▶ _GIVEN EXERCISE_
List all lines in the material below that contain "Ἰωάννης".
--- RECORDS TO USE ---
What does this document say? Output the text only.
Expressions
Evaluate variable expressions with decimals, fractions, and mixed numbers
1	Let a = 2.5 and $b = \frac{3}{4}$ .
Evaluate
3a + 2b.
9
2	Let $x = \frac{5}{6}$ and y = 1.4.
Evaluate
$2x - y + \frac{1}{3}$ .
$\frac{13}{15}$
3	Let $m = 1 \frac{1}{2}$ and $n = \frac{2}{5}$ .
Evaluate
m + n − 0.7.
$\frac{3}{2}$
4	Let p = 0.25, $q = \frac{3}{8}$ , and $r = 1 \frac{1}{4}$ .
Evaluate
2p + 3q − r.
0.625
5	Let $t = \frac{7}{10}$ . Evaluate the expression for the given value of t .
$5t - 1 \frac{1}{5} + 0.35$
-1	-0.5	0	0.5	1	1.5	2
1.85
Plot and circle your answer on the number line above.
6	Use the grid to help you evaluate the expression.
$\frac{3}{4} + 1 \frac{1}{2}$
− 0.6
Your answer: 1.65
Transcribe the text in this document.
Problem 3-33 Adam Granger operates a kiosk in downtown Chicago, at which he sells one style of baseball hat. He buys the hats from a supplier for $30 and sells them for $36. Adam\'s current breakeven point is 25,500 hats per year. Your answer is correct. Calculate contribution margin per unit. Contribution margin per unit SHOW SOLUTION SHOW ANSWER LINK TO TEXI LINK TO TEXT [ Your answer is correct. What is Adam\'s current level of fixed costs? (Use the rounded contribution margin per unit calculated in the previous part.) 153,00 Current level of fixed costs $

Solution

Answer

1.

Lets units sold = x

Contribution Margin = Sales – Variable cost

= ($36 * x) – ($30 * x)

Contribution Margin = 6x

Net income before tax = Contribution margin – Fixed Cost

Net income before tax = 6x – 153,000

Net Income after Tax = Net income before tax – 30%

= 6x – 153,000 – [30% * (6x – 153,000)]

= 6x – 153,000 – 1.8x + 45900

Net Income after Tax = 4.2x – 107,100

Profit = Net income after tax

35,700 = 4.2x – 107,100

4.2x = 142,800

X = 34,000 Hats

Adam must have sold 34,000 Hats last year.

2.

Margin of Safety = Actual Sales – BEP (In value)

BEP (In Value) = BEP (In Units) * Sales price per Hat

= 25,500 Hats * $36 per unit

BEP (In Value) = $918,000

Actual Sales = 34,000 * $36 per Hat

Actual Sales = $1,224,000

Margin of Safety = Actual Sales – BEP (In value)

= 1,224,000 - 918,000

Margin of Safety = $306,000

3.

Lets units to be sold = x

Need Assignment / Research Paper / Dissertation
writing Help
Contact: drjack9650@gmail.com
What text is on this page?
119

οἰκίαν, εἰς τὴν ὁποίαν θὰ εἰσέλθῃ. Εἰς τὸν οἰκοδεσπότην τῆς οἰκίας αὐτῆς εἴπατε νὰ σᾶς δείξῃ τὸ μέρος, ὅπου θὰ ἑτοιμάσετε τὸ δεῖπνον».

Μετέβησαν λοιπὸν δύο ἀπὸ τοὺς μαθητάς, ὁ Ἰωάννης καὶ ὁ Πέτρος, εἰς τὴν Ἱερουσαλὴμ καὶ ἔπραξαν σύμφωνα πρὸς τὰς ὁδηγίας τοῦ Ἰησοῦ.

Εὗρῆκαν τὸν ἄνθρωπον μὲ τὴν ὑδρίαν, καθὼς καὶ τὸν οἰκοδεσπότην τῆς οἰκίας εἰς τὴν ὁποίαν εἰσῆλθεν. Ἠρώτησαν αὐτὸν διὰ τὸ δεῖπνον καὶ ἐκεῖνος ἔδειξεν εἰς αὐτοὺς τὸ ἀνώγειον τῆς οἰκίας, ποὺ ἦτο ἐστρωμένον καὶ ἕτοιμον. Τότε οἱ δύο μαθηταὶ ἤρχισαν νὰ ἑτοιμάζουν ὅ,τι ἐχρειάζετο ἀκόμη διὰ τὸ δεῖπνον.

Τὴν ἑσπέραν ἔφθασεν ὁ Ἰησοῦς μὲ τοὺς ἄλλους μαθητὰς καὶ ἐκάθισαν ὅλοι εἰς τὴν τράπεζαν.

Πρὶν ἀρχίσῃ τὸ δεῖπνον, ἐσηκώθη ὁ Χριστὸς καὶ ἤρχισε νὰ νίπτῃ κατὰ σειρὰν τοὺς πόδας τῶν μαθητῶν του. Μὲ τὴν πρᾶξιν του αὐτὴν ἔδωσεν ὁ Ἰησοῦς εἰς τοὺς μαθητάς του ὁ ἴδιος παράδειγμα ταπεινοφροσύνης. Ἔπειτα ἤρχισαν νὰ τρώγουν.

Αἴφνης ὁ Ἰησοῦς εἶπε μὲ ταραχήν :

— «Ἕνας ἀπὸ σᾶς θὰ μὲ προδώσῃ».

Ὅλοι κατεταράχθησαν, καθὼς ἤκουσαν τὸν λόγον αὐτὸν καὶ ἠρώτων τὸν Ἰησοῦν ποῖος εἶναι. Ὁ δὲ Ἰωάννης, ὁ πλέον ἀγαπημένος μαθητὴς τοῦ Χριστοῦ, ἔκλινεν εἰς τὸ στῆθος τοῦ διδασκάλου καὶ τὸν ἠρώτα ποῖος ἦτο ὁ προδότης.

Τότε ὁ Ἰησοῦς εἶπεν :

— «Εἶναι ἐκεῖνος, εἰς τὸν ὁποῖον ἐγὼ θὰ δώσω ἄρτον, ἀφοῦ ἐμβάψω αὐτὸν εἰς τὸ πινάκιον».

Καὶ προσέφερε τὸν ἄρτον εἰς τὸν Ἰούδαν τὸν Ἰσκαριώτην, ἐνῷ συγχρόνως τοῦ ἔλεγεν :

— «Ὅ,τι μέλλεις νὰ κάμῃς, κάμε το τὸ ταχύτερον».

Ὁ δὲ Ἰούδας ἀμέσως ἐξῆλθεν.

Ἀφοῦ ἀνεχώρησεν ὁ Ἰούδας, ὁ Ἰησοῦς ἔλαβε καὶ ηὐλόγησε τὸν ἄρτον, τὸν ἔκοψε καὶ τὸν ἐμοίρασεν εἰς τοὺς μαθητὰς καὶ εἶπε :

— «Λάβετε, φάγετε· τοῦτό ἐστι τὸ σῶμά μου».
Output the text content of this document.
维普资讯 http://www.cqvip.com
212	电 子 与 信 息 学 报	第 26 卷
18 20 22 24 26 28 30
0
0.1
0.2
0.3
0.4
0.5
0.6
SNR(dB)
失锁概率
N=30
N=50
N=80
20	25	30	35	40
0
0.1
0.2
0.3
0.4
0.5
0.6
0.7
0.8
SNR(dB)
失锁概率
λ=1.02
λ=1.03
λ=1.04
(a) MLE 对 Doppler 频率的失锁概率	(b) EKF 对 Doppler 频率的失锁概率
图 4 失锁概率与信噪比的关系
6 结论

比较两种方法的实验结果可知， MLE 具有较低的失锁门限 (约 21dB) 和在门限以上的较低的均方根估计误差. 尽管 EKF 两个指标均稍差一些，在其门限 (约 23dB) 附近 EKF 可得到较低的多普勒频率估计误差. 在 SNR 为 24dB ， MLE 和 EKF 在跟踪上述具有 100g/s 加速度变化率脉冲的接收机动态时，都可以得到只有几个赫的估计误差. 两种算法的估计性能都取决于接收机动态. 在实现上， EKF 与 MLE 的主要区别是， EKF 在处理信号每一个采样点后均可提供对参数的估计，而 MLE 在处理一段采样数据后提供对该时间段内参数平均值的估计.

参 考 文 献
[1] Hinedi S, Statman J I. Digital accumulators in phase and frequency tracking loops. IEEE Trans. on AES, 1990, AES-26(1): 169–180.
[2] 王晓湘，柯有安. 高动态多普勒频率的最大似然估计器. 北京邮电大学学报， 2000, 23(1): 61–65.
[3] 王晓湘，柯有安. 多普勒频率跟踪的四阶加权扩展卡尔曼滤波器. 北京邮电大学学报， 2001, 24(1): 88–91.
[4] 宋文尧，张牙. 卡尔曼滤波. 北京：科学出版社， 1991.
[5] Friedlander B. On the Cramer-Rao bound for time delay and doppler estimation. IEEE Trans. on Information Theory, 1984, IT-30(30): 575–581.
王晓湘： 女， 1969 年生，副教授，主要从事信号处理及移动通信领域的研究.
---
▶ _OUTPUT FOR THIS EXERCISE_
Μετέβησαν λοιπὸν δύο ἀπὸ τοὺς μαθητάς, ὁ Ἰωάννης καὶ ὁ Πέτρος, εἰς τὴν Ἱερουσαλὴμ καὶ ἔπραξαν σύμφωνα πρὸς τὰς ὁδηγίας τοῦ Ἰησοῦ.
Ὅλοι κατεταράχθησαν, καθὼς ἤκουσαν τὸν λόγον αὐτὸν καὶ ἠρώτων τὸν Ἰησοῦν ποῖος εἶναι. Ὁ δὲ Ἰωάννης, ὁ πλέον ἀγαπημένος μαθητὴς τοῦ Χριστοῦ, ἔκλινεν εἰς τὸ στῆθος τοῦ διδασκάλου καὶ τὸν ἠρώτα ποῖος ἦτο ὁ προδότης.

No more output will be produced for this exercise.